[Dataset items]

----------------------------------------

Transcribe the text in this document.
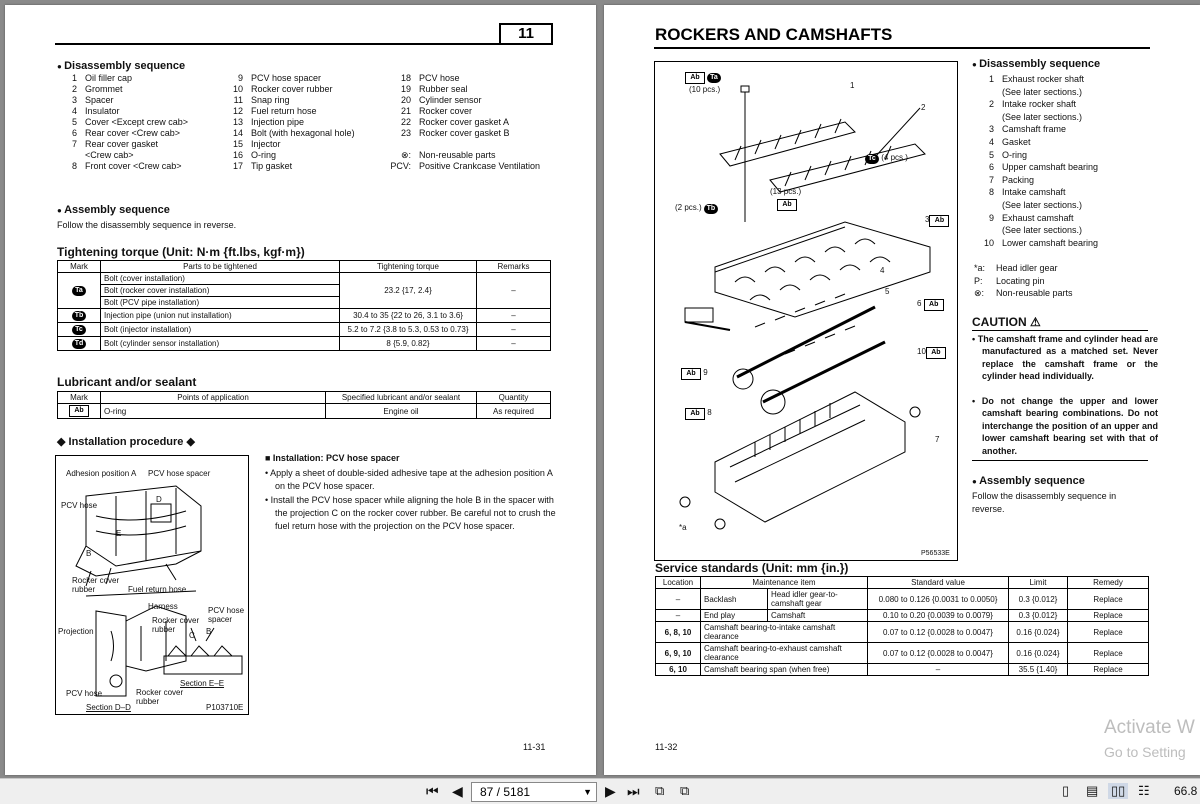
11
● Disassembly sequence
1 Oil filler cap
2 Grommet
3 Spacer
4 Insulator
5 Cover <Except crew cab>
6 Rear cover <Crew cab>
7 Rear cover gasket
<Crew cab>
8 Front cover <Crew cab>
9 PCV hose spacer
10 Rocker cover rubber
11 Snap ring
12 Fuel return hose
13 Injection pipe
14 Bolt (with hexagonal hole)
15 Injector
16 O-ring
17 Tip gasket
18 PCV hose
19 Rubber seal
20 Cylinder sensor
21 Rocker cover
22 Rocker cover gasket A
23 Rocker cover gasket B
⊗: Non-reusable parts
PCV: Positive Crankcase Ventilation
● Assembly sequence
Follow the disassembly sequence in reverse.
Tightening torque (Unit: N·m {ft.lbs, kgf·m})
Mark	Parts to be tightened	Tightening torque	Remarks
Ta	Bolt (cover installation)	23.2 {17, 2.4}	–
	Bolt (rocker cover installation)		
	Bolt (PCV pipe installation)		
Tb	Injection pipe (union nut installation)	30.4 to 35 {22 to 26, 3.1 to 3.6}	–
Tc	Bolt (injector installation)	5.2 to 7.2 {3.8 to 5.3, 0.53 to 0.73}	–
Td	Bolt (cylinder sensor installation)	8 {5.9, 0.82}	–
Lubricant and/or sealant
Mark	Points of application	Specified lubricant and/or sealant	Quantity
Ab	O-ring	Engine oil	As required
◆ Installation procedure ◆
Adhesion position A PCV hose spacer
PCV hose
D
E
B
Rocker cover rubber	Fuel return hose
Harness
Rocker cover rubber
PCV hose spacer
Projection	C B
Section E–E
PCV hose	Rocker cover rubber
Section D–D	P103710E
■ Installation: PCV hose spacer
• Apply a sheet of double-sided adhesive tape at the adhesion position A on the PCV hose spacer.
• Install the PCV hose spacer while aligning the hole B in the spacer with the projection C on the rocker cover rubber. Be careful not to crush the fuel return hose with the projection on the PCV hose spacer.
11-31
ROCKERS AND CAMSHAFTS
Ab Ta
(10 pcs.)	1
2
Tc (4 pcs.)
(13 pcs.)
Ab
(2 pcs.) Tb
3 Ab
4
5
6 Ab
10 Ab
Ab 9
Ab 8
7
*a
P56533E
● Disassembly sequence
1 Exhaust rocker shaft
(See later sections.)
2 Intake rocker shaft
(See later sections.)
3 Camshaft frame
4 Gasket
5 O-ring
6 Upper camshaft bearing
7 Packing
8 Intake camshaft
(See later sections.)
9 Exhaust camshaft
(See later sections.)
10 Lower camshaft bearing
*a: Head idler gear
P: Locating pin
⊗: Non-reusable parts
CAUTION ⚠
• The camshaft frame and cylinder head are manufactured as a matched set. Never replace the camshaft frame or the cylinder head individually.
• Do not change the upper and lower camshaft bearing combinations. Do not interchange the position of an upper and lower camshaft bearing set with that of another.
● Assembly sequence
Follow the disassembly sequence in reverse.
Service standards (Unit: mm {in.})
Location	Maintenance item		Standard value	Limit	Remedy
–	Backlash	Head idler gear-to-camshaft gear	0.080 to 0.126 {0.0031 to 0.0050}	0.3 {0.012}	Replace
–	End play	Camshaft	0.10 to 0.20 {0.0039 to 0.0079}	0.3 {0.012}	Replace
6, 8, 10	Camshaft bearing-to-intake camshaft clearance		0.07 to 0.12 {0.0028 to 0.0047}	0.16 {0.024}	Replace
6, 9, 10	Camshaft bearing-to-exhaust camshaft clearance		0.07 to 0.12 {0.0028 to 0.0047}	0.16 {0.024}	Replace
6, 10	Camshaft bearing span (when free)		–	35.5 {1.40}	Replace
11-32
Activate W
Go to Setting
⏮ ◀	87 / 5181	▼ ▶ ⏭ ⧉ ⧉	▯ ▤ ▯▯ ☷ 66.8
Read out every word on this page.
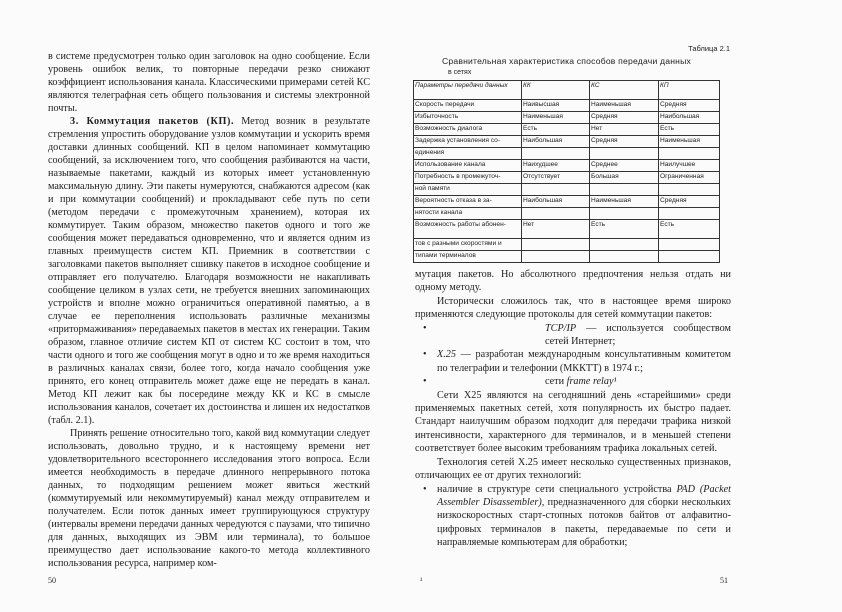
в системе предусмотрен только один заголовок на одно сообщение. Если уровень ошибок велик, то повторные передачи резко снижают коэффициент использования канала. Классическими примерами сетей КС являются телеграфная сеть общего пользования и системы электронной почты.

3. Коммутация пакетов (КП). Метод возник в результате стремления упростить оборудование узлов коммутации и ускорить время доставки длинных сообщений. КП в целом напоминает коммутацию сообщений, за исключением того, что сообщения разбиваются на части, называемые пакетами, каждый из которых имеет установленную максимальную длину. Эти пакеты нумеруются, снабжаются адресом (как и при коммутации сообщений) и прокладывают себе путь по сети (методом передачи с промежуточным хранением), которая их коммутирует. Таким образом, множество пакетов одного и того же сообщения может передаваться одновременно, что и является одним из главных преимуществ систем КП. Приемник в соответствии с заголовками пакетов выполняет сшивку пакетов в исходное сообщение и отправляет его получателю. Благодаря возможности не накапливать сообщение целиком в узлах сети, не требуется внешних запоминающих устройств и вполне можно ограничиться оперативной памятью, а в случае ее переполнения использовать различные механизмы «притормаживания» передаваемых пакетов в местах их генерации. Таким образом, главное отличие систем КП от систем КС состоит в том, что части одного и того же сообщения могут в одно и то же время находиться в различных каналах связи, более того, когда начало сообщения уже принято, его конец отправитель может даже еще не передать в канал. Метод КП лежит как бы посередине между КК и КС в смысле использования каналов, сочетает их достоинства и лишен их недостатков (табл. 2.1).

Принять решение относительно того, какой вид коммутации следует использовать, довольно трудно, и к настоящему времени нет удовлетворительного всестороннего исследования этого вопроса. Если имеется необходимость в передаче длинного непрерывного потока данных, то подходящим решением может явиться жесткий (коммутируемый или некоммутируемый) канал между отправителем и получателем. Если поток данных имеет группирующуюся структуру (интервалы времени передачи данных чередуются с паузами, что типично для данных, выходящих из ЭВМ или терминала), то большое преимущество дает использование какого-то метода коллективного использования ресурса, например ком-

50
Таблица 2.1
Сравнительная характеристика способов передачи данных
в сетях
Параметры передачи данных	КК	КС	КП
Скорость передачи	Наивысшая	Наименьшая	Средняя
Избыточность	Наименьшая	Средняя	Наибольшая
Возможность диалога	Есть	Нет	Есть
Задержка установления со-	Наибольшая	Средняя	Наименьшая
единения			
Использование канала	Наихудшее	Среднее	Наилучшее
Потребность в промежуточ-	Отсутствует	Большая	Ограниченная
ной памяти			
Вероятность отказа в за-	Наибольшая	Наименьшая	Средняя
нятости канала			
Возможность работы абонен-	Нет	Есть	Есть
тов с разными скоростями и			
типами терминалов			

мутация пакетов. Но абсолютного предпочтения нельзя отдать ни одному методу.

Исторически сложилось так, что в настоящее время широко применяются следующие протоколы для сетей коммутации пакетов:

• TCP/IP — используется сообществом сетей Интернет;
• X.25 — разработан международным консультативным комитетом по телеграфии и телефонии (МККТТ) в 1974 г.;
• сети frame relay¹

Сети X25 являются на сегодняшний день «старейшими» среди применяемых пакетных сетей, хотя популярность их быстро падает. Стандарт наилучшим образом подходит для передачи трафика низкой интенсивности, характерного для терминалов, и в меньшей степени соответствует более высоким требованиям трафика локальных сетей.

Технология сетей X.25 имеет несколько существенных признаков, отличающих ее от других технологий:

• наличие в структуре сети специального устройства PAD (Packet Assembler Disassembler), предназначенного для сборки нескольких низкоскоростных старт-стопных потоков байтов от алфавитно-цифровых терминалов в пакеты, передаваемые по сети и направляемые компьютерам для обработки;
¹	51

----------------------------------------

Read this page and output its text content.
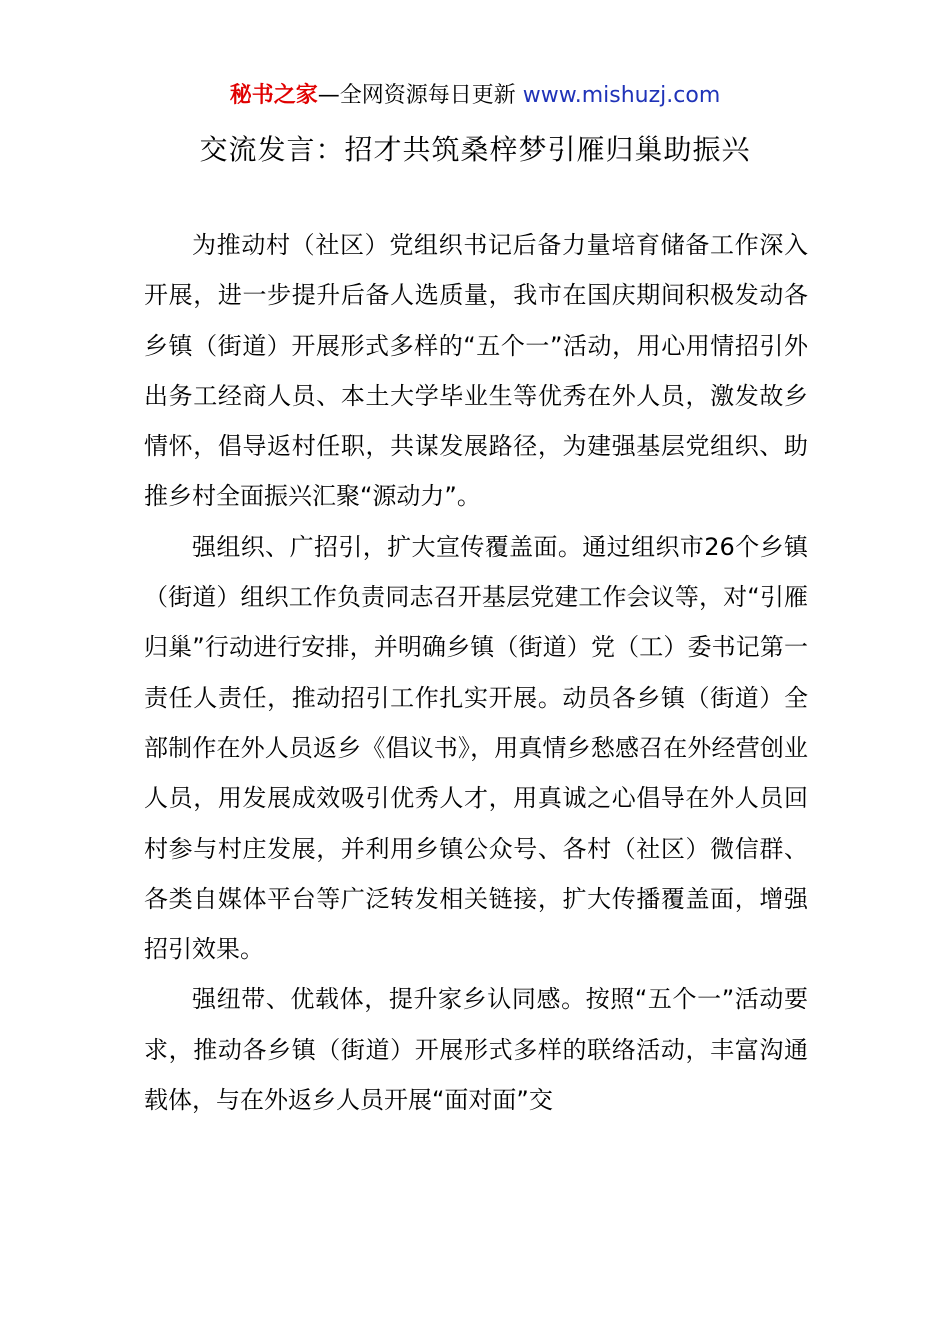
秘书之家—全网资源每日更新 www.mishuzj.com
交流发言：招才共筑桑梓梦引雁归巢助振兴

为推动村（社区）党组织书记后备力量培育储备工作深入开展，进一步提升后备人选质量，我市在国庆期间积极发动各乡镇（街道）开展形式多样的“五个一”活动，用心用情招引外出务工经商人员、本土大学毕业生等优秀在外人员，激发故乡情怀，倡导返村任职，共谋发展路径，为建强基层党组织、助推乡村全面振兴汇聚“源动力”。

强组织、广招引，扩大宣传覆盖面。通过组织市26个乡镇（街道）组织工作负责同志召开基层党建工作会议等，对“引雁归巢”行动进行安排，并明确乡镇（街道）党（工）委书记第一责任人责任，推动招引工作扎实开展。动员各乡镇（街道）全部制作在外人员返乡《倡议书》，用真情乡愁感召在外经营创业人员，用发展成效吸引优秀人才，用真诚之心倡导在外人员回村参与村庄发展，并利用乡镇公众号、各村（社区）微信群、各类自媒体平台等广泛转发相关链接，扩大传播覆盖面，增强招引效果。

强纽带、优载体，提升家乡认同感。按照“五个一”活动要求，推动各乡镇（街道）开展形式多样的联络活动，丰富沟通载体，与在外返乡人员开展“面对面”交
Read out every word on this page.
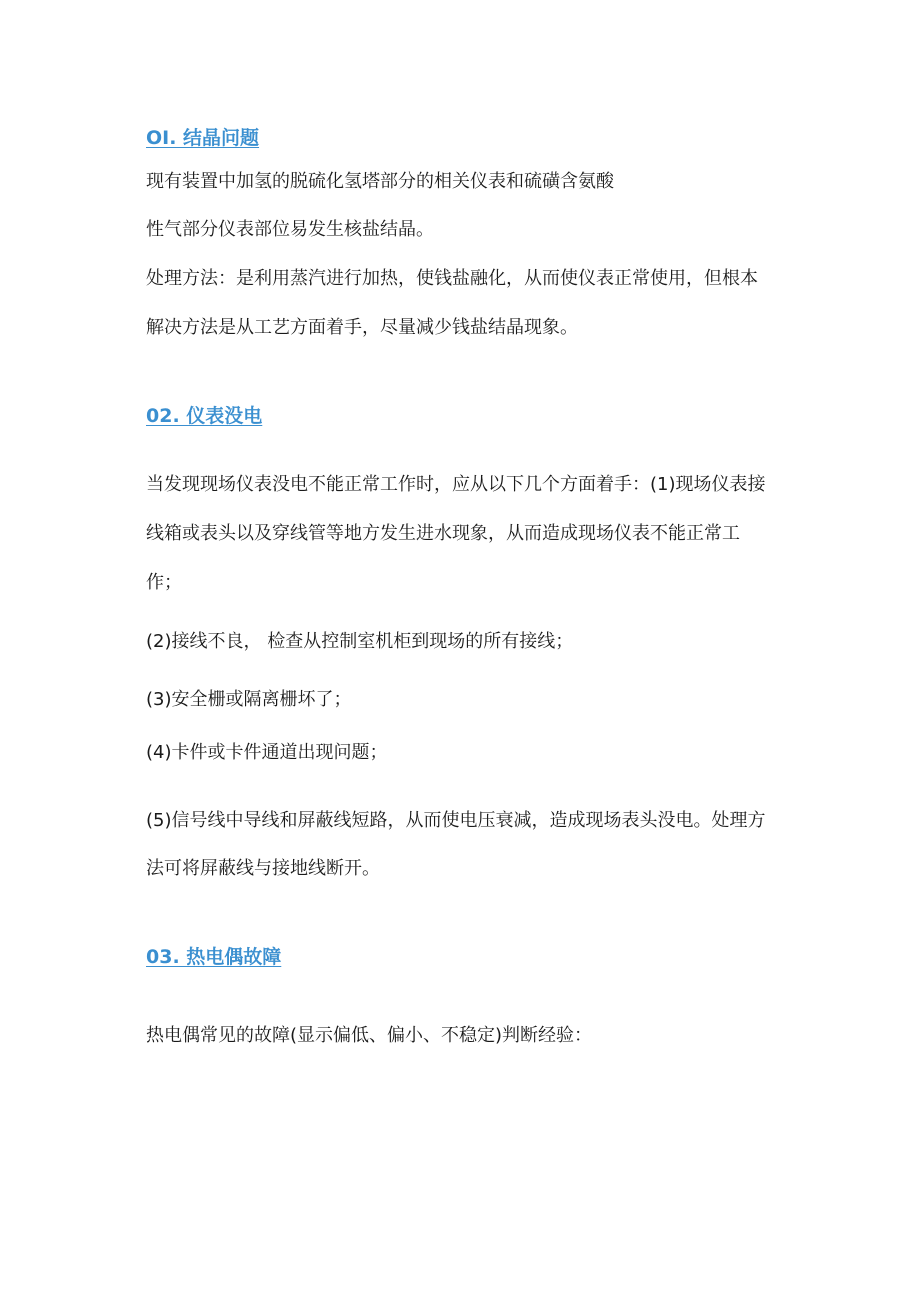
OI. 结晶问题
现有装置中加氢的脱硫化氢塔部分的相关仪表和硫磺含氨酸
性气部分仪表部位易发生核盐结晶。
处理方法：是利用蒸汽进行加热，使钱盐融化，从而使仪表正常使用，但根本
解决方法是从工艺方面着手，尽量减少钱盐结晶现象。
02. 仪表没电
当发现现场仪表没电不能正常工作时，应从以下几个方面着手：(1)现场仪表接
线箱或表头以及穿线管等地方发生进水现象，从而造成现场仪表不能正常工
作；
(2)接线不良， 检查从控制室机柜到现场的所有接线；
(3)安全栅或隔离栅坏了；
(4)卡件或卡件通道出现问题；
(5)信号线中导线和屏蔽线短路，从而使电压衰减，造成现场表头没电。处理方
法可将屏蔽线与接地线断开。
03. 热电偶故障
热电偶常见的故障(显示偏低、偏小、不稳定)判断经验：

----------------------------------------

Task objective:
How many of the lines above hold "Есть"? Answer with only the number.

Solution to this problem:
2